** begin DATA SUPPLIED **

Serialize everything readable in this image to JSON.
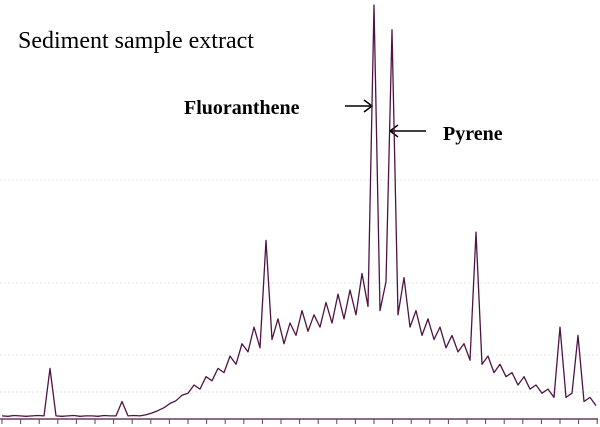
{
  "chart_data": {
    "type": "line",
    "title": "Sediment sample extract",
    "annotations": [
      "Fluoranthene",
      "Pyrene"
    ],
    "color": "#4e1444",
    "ylim": [
      0,
      100
    ],
    "values": [
      0.5,
      0.4,
      0.6,
      0.5,
      0.4,
      0.5,
      0.6,
      0.5,
      12,
      0.5,
      0.4,
      0.5,
      0.6,
      0.4,
      0.5,
      0.5,
      0.4,
      0.6,
      0.5,
      0.5,
      4,
      0.5,
      0.6,
      0.5,
      0.8,
      1.2,
      1.8,
      2.5,
      3.5,
      4.2,
      5.5,
      6,
      8,
      7,
      10,
      9,
      12,
      11,
      15,
      13,
      18,
      16,
      22,
      17,
      43,
      19,
      24,
      18,
      23,
      20,
      26,
      21,
      25,
      22,
      28,
      23,
      30,
      24,
      31,
      25,
      35,
      27,
      100,
      26,
      33,
      94,
      25,
      34,
      22,
      26,
      20,
      24,
      19,
      22,
      17,
      20,
      16,
      18,
      14,
      45,
      13,
      15,
      11,
      13,
      10,
      11,
      8,
      10,
      7,
      8,
      6,
      7,
      5,
      22,
      5,
      6,
      20,
      4,
      5,
      3
    ]
  }
}
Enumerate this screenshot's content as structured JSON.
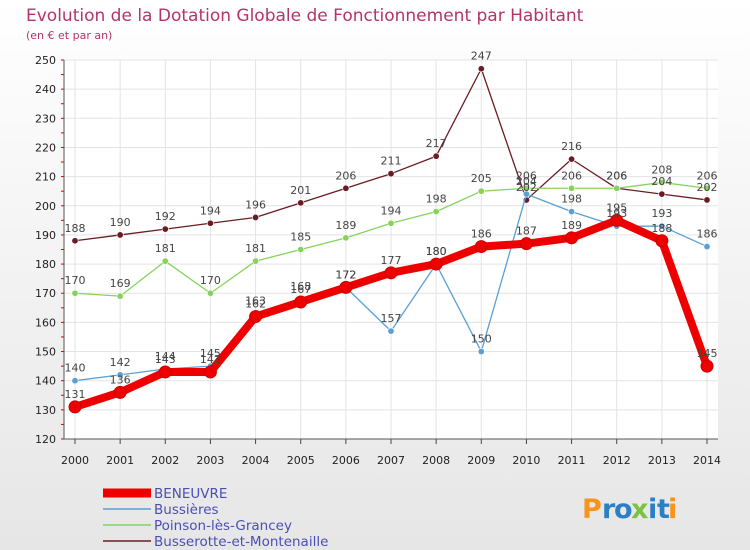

** end DATA SUPPLIED **

## OBJECTIVE
Images in the records should not be copied. Repeat all the rest exactly.

## EXERCISE RESULT
Serialize everything readable in this image to JSON.
{
  "chart_data": {
    "type": "line",
    "title": "Sediment sample extract",
    "annotations": [
      "Fluoranthene",
      "Pyrene"
    ],
    "color": "#4e1444",
    "ylim": [
      0,
      100
    ],
    "values": [
      0.5,
      0.4,
      0.6,
      0.5,
      0.4,
      0.5,
      0.6,
      0.5,
      12,
      0.5,
      0.4,
      0.5,
      0.6,
      0.4,
      0.5,
      0.5,
      0.4,
      0.6,
      0.5,
      0.5,
      4,
      0.5,
      0.6,
      0.5,
      0.8,
      1.2,
      1.8,
      2.5,
      3.5,
      4.2,
      5.5,
      6,
      8,
      7,
      10,
      9,
      12,
      11,
      15,
      13,
      18,
      16,
      22,
      17,
      43,
      19,
      24,
      18,
      23,
      20,
      26,
      21,
      25,
      22,
      28,
      23,
      30,
      24,
      31,
      25,
      35,
      27,
      100,
      26,
      33,
      94,
      25,
      34,
      22,
      26,
      20,
      24,
      19,
      22,
      17,
      20,
      16,
      18,
      14,
      45,
      13,
      15,
      11,
      13,
      10,
      11,
      8,
      10,
      7,
      8,
      6,
      7,
      5,
      22,
      5,
      6,
      20,
      4,
      5,
      3
    ]
  }
}
Enumerate this screenshot's content as structured JSON.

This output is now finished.